• **PROBLEM TO WORK ON**
Retype each record shown below, leaving every character as it is.

BEGIN EXTRACTED ENTRIES

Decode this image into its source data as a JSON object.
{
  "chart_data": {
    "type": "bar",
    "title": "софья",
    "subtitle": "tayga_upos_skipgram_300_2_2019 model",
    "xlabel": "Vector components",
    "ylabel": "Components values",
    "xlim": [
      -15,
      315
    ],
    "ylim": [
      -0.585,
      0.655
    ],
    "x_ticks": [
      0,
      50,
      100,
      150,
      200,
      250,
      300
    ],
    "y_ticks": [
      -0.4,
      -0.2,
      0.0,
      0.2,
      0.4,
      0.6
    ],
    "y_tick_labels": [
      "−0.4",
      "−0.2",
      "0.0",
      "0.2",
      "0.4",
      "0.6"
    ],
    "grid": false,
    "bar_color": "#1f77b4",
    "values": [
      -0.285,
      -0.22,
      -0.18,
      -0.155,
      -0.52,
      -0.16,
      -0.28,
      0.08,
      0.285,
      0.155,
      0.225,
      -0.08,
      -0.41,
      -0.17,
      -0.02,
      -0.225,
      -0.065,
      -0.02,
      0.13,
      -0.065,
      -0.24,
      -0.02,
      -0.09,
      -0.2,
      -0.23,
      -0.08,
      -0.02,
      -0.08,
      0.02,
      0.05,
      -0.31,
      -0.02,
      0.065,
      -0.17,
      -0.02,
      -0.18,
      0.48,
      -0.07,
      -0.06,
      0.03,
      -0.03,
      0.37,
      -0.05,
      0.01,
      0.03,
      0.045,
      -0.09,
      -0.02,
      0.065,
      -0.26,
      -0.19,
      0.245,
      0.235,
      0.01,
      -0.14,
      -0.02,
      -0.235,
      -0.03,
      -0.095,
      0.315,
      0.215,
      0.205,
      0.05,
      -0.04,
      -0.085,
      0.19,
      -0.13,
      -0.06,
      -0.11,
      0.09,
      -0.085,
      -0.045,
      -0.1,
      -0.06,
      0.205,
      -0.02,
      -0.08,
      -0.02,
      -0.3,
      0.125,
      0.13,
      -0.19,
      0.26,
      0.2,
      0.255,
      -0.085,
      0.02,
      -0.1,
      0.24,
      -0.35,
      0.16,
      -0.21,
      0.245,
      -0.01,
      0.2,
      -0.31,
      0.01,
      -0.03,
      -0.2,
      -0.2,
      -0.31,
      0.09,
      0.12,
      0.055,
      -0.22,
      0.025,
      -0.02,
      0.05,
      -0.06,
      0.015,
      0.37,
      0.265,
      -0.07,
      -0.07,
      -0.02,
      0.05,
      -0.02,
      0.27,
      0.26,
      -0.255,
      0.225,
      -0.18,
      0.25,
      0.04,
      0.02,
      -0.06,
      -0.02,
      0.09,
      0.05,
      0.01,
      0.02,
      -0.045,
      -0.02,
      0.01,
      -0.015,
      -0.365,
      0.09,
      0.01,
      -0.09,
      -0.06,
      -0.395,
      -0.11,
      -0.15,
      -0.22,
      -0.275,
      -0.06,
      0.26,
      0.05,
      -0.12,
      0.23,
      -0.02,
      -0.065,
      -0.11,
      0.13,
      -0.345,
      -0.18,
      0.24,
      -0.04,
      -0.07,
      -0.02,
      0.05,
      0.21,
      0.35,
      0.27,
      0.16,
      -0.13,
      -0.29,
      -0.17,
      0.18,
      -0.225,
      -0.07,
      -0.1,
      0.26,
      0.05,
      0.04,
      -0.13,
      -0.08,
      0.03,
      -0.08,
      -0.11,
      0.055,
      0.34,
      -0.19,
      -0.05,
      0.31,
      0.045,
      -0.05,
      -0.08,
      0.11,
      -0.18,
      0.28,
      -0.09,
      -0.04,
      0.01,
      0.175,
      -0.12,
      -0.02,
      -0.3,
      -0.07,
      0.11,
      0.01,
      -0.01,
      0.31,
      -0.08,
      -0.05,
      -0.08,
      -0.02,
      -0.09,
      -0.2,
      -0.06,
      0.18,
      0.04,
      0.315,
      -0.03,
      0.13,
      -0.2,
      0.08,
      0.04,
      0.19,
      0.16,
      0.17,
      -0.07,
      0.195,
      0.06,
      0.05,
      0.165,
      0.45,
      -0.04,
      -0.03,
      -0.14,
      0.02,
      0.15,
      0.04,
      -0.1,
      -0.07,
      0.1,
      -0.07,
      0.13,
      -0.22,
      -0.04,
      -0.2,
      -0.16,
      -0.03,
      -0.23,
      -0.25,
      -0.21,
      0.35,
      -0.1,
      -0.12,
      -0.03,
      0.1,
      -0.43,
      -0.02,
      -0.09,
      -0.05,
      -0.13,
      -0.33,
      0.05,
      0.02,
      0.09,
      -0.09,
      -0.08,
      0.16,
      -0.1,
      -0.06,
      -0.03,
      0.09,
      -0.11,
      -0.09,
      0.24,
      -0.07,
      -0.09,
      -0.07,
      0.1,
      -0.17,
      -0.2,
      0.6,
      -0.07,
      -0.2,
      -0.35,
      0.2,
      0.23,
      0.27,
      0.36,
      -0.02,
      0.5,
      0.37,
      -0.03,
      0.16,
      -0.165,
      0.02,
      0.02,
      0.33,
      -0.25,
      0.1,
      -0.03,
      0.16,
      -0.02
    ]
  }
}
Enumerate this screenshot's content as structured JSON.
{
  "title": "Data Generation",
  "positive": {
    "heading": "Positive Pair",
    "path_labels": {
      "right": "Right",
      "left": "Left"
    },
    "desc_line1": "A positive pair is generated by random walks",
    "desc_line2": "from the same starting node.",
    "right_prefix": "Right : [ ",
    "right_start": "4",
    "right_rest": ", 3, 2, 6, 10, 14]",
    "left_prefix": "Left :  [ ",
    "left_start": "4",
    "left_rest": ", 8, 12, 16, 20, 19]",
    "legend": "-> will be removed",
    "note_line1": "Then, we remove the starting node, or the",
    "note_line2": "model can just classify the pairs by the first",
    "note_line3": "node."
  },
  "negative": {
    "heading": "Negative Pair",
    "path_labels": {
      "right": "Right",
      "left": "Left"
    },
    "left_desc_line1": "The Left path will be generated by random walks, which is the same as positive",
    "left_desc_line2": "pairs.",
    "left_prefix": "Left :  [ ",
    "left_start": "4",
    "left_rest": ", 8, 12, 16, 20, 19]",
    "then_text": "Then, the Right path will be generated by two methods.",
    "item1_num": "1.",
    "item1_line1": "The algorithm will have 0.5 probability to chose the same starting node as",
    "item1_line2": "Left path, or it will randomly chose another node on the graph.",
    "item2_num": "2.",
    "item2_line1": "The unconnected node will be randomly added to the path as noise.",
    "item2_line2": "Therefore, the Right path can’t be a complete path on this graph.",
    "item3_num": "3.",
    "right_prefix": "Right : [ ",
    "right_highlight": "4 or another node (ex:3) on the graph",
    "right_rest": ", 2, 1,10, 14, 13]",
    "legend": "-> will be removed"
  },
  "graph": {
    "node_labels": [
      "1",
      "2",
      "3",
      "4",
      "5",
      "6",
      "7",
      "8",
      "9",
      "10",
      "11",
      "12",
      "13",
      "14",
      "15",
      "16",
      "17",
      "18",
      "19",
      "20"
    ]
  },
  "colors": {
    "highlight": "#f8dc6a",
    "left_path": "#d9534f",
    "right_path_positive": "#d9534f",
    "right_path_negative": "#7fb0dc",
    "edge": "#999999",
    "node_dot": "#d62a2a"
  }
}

END EXTRACTED ENTRIES

• **RESPONSE**
Decode this image into its source data as a JSON object.
{
  "chart_data": {
    "type": "bar",
    "title": "софья",
    "subtitle": "tayga_upos_skipgram_300_2_2019 model",
    "xlabel": "Vector components",
    "ylabel": "Components values",
    "xlim": [
      -15,
      315
    ],
    "ylim": [
      -0.585,
      0.655
    ],
    "x_ticks": [
      0,
      50,
      100,
      150,
      200,
      250,
      300
    ],
    "y_ticks": [
      -0.4,
      -0.2,
      0.0,
      0.2,
      0.4,
      0.6
    ],
    "y_tick_labels": [
      "−0.4",
      "−0.2",
      "0.0",
      "0.2",
      "0.4",
      "0.6"
    ],
    "grid": false,
    "bar_color": "#1f77b4",
    "values": [
      -0.285,
      -0.22,
      -0.18,
      -0.155,
      -0.52,
      -0.16,
      -0.28,
      0.08,
      0.285,
      0.155,
      0.225,
      -0.08,
      -0.41,
      -0.17,
      -0.02,
      -0.225,
      -0.065,
      -0.02,
      0.13,
      -0.065,
      -0.24,
      -0.02,
      -0.09,
      -0.2,
      -0.23,
      -0.08,
      -0.02,
      -0.08,
      0.02,
      0.05,
      -0.31,
      -0.02,
      0.065,
      -0.17,
      -0.02,
      -0.18,
      0.48,
      -0.07,
      -0.06,
      0.03,
      -0.03,
      0.37,
      -0.05,
      0.01,
      0.03,
      0.045,
      -0.09,
      -0.02,
      0.065,
      -0.26,
      -0.19,
      0.245,
      0.235,
      0.01,
      -0.14,
      -0.02,
      -0.235,
      -0.03,
      -0.095,
      0.315,
      0.215,
      0.205,
      0.05,
      -0.04,
      -0.085,
      0.19,
      -0.13,
      -0.06,
      -0.11,
      0.09,
      -0.085,
      -0.045,
      -0.1,
      -0.06,
      0.205,
      -0.02,
      -0.08,
      -0.02,
      -0.3,
      0.125,
      0.13,
      -0.19,
      0.26,
      0.2,
      0.255,
      -0.085,
      0.02,
      -0.1,
      0.24,
      -0.35,
      0.16,
      -0.21,
      0.245,
      -0.01,
      0.2,
      -0.31,
      0.01,
      -0.03,
      -0.2,
      -0.2,
      -0.31,
      0.09,
      0.12,
      0.055,
      -0.22,
      0.025,
      -0.02,
      0.05,
      -0.06,
      0.015,
      0.37,
      0.265,
      -0.07,
      -0.07,
      -0.02,
      0.05,
      -0.02,
      0.27,
      0.26,
      -0.255,
      0.225,
      -0.18,
      0.25,
      0.04,
      0.02,
      -0.06,
      -0.02,
      0.09,
      0.05,
      0.01,
      0.02,
      -0.045,
      -0.02,
      0.01,
      -0.015,
      -0.365,
      0.09,
      0.01,
      -0.09,
      -0.06,
      -0.395,
      -0.11,
      -0.15,
      -0.22,
      -0.275,
      -0.06,
      0.26,
      0.05,
      -0.12,
      0.23,
      -0.02,
      -0.065,
      -0.11,
      0.13,
      -0.345,
      -0.18,
      0.24,
      -0.04,
      -0.07,
      -0.02,
      0.05,
      0.21,
      0.35,
      0.27,
      0.16,
      -0.13,
      -0.29,
      -0.17,
      0.18,
      -0.225,
      -0.07,
      -0.1,
      0.26,
      0.05,
      0.04,
      -0.13,
      -0.08,
      0.03,
      -0.08,
      -0.11,
      0.055,
      0.34,
      -0.19,
      -0.05,
      0.31,
      0.045,
      -0.05,
      -0.08,
      0.11,
      -0.18,
      0.28,
      -0.09,
      -0.04,
      0.01,
      0.175,
      -0.12,
      -0.02,
      -0.3,
      -0.07,
      0.11,
      0.01,
      -0.01,
      0.31,
      -0.08,
      -0.05,
      -0.08,
      -0.02,
      -0.09,
      -0.2,
      -0.06,
      0.18,
      0.04,
      0.315,
      -0.03,
      0.13,
      -0.2,
      0.08,
      0.04,
      0.19,
      0.16,
      0.17,
      -0.07,
      0.195,
      0.06,
      0.05,
      0.165,
      0.45,
      -0.04,
      -0.03,
      -0.14,
      0.02,
      0.15,
      0.04,
      -0.1,
      -0.07,
      0.1,
      -0.07,
      0.13,
      -0.22,
      -0.04,
      -0.2,
      -0.16,
      -0.03,
      -0.23,
      -0.25,
      -0.21,
      0.35,
      -0.1,
      -0.12,
      -0.03,
      0.1,
      -0.43,
      -0.02,
      -0.09,
      -0.05,
      -0.13,
      -0.33,
      0.05,
      0.02,
      0.09,
      -0.09,
      -0.08,
      0.16,
      -0.1,
      -0.06,
      -0.03,
      0.09,
      -0.11,
      -0.09,
      0.24,
      -0.07,
      -0.09,
      -0.07,
      0.1,
      -0.17,
      -0.2,
      0.6,
      -0.07,
      -0.2,
      -0.35,
      0.2,
      0.23,
      0.27,
      0.36,
      -0.02,
      0.5,
      0.37,
      -0.03,
      0.16,
      -0.165,
      0.02,
      0.02,
      0.33,
      -0.25,
      0.1,
      -0.03,
      0.16,
      -0.02
    ]
  }
}
Enumerate this screenshot's content as structured JSON.
{
  "title": "Data Generation",
  "positive": {
    "heading": "Positive Pair",
    "path_labels": {
      "right": "Right",
      "left": "Left"
    },
    "desc_line1": "A positive pair is generated by random walks",
    "desc_line2": "from the same starting node.",
    "right_prefix": "Right : [ ",
    "right_start": "4",
    "right_rest": ", 3, 2, 6, 10, 14]",
    "left_prefix": "Left :  [ ",
    "left_start": "4",
    "left_rest": ", 8, 12, 16, 20, 19]",
    "legend": "-> will be removed",
    "note_line1": "Then, we remove the starting node, or the",
    "note_line2": "model can just classify the pairs by the first",
    "note_line3": "node."
  },
  "negative": {
    "heading": "Negative Pair",
    "path_labels": {
      "right": "Right",
      "left": "Left"
    },
    "left_desc_line1": "The Left path will be generated by random walks, which is the same as positive",
    "left_desc_line2": "pairs.",
    "left_prefix": "Left :  [ ",
    "left_start": "4",
    "left_rest": ", 8, 12, 16, 20, 19]",
    "then_text": "Then, the Right path will be generated by two methods.",
    "item1_num": "1.",
    "item1_line1": "The algorithm will have 0.5 probability to chose the same starting node as",
    "item1_line2": "Left path, or it will randomly chose another node on the graph.",
    "item2_num": "2.",
    "item2_line1": "The unconnected node will be randomly added to the path as noise.",
    "item2_line2": "Therefore, the Right path can’t be a complete path on this graph.",
    "item3_num": "3.",
    "right_prefix": "Right : [ ",
    "right_highlight": "4 or another node (ex:3) on the graph",
    "right_rest": ", 2, 1,10, 14, 13]",
    "legend": "-> will be removed"
  },
  "graph": {
    "node_labels": [
      "1",
      "2",
      "3",
      "4",
      "5",
      "6",
      "7",
      "8",
      "9",
      "10",
      "11",
      "12",
      "13",
      "14",
      "15",
      "16",
      "17",
      "18",
      "19",
      "20"
    ]
  },
  "colors": {
    "highlight": "#f8dc6a",
    "left_path": "#d9534f",
    "right_path_positive": "#d9534f",
    "right_path_negative": "#7fb0dc",
    "edge": "#999999",
    "node_dot": "#d62a2a"
  }
}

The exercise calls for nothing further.